--- start of Data provided ---
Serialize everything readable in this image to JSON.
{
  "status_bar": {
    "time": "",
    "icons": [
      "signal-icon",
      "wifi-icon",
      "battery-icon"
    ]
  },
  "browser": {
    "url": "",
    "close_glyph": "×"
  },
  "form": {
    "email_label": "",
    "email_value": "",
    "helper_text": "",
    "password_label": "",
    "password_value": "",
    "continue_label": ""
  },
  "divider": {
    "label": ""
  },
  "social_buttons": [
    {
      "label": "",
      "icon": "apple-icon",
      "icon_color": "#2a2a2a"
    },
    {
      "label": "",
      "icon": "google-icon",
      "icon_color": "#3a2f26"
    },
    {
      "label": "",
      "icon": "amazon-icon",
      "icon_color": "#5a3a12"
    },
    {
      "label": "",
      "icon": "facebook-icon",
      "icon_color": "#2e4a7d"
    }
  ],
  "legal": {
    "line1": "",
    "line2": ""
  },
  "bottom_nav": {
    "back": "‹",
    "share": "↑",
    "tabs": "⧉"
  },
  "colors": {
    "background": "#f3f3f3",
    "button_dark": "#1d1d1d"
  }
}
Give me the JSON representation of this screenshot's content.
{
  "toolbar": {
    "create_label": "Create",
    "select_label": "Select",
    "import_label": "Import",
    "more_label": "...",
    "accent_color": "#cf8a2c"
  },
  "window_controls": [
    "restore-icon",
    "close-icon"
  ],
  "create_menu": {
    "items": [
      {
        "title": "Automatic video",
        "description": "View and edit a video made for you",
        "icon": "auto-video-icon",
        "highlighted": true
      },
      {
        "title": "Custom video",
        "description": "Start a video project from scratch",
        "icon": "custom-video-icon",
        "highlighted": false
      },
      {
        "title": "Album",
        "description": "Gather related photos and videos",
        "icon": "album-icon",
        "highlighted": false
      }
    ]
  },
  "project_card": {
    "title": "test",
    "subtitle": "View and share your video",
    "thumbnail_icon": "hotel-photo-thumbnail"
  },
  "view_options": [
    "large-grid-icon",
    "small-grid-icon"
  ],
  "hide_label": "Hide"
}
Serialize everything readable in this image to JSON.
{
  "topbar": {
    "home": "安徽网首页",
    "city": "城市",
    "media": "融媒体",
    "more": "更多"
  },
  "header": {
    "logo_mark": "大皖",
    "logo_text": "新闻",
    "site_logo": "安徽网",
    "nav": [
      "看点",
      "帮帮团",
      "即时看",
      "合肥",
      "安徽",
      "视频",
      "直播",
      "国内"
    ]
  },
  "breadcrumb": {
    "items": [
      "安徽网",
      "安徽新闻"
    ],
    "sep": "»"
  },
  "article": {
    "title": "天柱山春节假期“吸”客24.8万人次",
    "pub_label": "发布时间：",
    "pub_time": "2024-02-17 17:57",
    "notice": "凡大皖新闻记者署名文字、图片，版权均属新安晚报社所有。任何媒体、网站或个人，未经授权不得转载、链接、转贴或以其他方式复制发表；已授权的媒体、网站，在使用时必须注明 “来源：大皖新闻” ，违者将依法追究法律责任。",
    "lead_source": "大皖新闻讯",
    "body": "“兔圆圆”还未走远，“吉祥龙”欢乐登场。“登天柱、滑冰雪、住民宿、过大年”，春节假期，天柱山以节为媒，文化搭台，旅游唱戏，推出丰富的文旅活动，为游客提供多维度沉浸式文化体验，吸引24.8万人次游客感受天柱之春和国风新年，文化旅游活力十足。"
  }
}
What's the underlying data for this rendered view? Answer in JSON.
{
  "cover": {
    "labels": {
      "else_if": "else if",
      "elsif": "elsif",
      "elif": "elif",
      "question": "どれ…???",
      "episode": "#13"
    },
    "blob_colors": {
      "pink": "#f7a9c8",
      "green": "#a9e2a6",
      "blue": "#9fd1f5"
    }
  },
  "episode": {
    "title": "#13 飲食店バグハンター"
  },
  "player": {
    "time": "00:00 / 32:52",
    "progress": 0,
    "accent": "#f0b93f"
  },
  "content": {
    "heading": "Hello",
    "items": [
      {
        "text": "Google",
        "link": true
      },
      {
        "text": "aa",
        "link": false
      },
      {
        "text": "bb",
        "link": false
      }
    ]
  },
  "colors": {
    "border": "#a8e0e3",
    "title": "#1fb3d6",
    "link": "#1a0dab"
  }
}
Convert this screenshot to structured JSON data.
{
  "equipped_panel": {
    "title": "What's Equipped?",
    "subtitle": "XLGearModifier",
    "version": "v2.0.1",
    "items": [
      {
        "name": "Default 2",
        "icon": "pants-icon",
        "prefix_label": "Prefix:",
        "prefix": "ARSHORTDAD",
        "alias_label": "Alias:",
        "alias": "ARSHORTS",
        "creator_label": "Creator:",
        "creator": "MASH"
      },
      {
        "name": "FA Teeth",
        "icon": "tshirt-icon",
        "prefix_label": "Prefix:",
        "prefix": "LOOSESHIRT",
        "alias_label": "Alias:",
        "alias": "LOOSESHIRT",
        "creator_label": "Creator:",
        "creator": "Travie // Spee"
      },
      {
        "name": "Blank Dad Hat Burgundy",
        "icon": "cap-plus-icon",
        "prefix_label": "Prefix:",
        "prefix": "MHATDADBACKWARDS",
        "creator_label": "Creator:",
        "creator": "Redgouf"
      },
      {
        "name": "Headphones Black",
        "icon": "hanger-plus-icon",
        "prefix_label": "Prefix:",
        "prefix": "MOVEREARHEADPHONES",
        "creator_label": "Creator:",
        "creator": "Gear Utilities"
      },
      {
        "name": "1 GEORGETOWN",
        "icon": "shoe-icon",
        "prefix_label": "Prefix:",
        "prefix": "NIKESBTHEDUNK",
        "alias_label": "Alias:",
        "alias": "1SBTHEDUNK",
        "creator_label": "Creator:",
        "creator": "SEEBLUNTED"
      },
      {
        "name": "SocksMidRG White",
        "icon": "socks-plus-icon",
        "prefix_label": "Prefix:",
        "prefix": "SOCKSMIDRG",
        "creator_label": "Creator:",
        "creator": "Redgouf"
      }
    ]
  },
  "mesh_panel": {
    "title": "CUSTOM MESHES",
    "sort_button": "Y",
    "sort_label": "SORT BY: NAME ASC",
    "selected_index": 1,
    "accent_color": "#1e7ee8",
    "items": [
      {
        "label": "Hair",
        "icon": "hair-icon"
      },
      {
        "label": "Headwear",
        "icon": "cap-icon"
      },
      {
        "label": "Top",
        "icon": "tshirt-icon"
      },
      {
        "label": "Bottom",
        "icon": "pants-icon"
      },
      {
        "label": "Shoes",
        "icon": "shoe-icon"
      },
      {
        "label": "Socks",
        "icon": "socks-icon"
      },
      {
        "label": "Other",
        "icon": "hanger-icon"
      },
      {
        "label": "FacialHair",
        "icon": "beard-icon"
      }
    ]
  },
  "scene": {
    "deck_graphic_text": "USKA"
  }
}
--- end of Data provided ---
* Task directions
Quote the data in full, keeping each word unchanged.

* Task answer
Serialize everything readable in this image to JSON.
{
  "status_bar": {
    "time": "",
    "icons": [
      "signal-icon",
      "wifi-icon",
      "battery-icon"
    ]
  },
  "browser": {
    "url": "",
    "close_glyph": "×"
  },
  "form": {
    "email_label": "",
    "email_value": "",
    "helper_text": "",
    "password_label": "",
    "password_value": "",
    "continue_label": ""
  },
  "divider": {
    "label": ""
  },
  "social_buttons": [
    {
      "label": "",
      "icon": "apple-icon",
      "icon_color": "#2a2a2a"
    },
    {
      "label": "",
      "icon": "google-icon",
      "icon_color": "#3a2f26"
    },
    {
      "label": "",
      "icon": "amazon-icon",
      "icon_color": "#5a3a12"
    },
    {
      "label": "",
      "icon": "facebook-icon",
      "icon_color": "#2e4a7d"
    }
  ],
  "legal": {
    "line1": "",
    "line2": ""
  },
  "bottom_nav": {
    "back": "‹",
    "share": "↑",
    "tabs": "⧉"
  },
  "colors": {
    "background": "#f3f3f3",
    "button_dark": "#1d1d1d"
  }
}
Give me the JSON representation of this screenshot's content.
{
  "toolbar": {
    "create_label": "Create",
    "select_label": "Select",
    "import_label": "Import",
    "more_label": "...",
    "accent_color": "#cf8a2c"
  },
  "window_controls": [
    "restore-icon",
    "close-icon"
  ],
  "create_menu": {
    "items": [
      {
        "title": "Automatic video",
        "description": "View and edit a video made for you",
        "icon": "auto-video-icon",
        "highlighted": true
      },
      {
        "title": "Custom video",
        "description": "Start a video project from scratch",
        "icon": "custom-video-icon",
        "highlighted": false
      },
      {
        "title": "Album",
        "description": "Gather related photos and videos",
        "icon": "album-icon",
        "highlighted": false
      }
    ]
  },
  "project_card": {
    "title": "test",
    "subtitle": "View and share your video",
    "thumbnail_icon": "hotel-photo-thumbnail"
  },
  "view_options": [
    "large-grid-icon",
    "small-grid-icon"
  ],
  "hide_label": "Hide"
}
Serialize everything readable in this image to JSON.
{
  "topbar": {
    "home": "安徽网首页",
    "city": "城市",
    "media": "融媒体",
    "more": "更多"
  },
  "header": {
    "logo_mark": "大皖",
    "logo_text": "新闻",
    "site_logo": "安徽网",
    "nav": [
      "看点",
      "帮帮团",
      "即时看",
      "合肥",
      "安徽",
      "视频",
      "直播",
      "国内"
    ]
  },
  "breadcrumb": {
    "items": [
      "安徽网",
      "安徽新闻"
    ],
    "sep": "»"
  },
  "article": {
    "title": "天柱山春节假期“吸”客24.8万人次",
    "pub_label": "发布时间：",
    "pub_time": "2024-02-17 17:57",
    "notice": "凡大皖新闻记者署名文字、图片，版权均属新安晚报社所有。任何媒体、网站或个人，未经授权不得转载、链接、转贴或以其他方式复制发表；已授权的媒体、网站，在使用时必须注明 “来源：大皖新闻” ，违者将依法追究法律责任。",
    "lead_source": "大皖新闻讯",
    "body": "“兔圆圆”还未走远，“吉祥龙”欢乐登场。“登天柱、滑冰雪、住民宿、过大年”，春节假期，天柱山以节为媒，文化搭台，旅游唱戏，推出丰富的文旅活动，为游客提供多维度沉浸式文化体验，吸引24.8万人次游客感受天柱之春和国风新年，文化旅游活力十足。"
  }
}
What's the underlying data for this rendered view? Answer in JSON.
{
  "cover": {
    "labels": {
      "else_if": "else if",
      "elsif": "elsif",
      "elif": "elif",
      "question": "どれ…???",
      "episode": "#13"
    },
    "blob_colors": {
      "pink": "#f7a9c8",
      "green": "#a9e2a6",
      "blue": "#9fd1f5"
    }
  },
  "episode": {
    "title": "#13 飲食店バグハンター"
  },
  "player": {
    "time": "00:00 / 32:52",
    "progress": 0,
    "accent": "#f0b93f"
  },
  "content": {
    "heading": "Hello",
    "items": [
      {
        "text": "Google",
        "link": true
      },
      {
        "text": "aa",
        "link": false
      },
      {
        "text": "bb",
        "link": false
      }
    ]
  },
  "colors": {
    "border": "#a8e0e3",
    "title": "#1fb3d6",
    "link": "#1a0dab"
  }
}
Convert this screenshot to structured JSON data.
{
  "equipped_panel": {
    "title": "What's Equipped?",
    "subtitle": "XLGearModifier",
    "version": "v2.0.1",
    "items": [
      {
        "name": "Default 2",
        "icon": "pants-icon",
        "prefix_label": "Prefix:",
        "prefix": "ARSHORTDAD",
        "alias_label": "Alias:",
        "alias": "ARSHORTS",
        "creator_label": "Creator:",
        "creator": "MASH"
      },
      {
        "name": "FA Teeth",
        "icon": "tshirt-icon",
        "prefix_label": "Prefix:",
        "prefix": "LOOSESHIRT",
        "alias_label": "Alias:",
        "alias": "LOOSESHIRT",
        "creator_label": "Creator:",
        "creator": "Travie // Spee"
      },
      {
        "name": "Blank Dad Hat Burgundy",
        "icon": "cap-plus-icon",
        "prefix_label": "Prefix:",
        "prefix": "MHATDADBACKWARDS",
        "creator_label": "Creator:",
        "creator": "Redgouf"
      },
      {
        "name": "Headphones Black",
        "icon": "hanger-plus-icon",
        "prefix_label": "Prefix:",
        "prefix": "MOVEREARHEADPHONES",
        "creator_label": "Creator:",
        "creator": "Gear Utilities"
      },
      {
        "name": "1 GEORGETOWN",
        "icon": "shoe-icon",
        "prefix_label": "Prefix:",
        "prefix": "NIKESBTHEDUNK",
        "alias_label": "Alias:",
        "alias": "1SBTHEDUNK",
        "creator_label": "Creator:",
        "creator": "SEEBLUNTED"
      },
      {
        "name": "SocksMidRG White",
        "icon": "socks-plus-icon",
        "prefix_label": "Prefix:",
        "prefix": "SOCKSMIDRG",
        "creator_label": "Creator:",
        "creator": "Redgouf"
      }
    ]
  },
  "mesh_panel": {
    "title": "CUSTOM MESHES",
    "sort_button": "Y",
    "sort_label": "SORT BY: NAME ASC",
    "selected_index": 1,
    "accent_color": "#1e7ee8",
    "items": [
      {
        "label": "Hair",
        "icon": "hair-icon"
      },
      {
        "label": "Headwear",
        "icon": "cap-icon"
      },
      {
        "label": "Top",
        "icon": "tshirt-icon"
      },
      {
        "label": "Bottom",
        "icon": "pants-icon"
      },
      {
        "label": "Shoes",
        "icon": "shoe-icon"
      },
      {
        "label": "Socks",
        "icon": "socks-icon"
      },
      {
        "label": "Other",
        "icon": "hanger-icon"
      },
      {
        "label": "FacialHair",
        "icon": "beard-icon"
      }
    ]
  },
  "scene": {
    "deck_graphic_text": "USKA"
  }
}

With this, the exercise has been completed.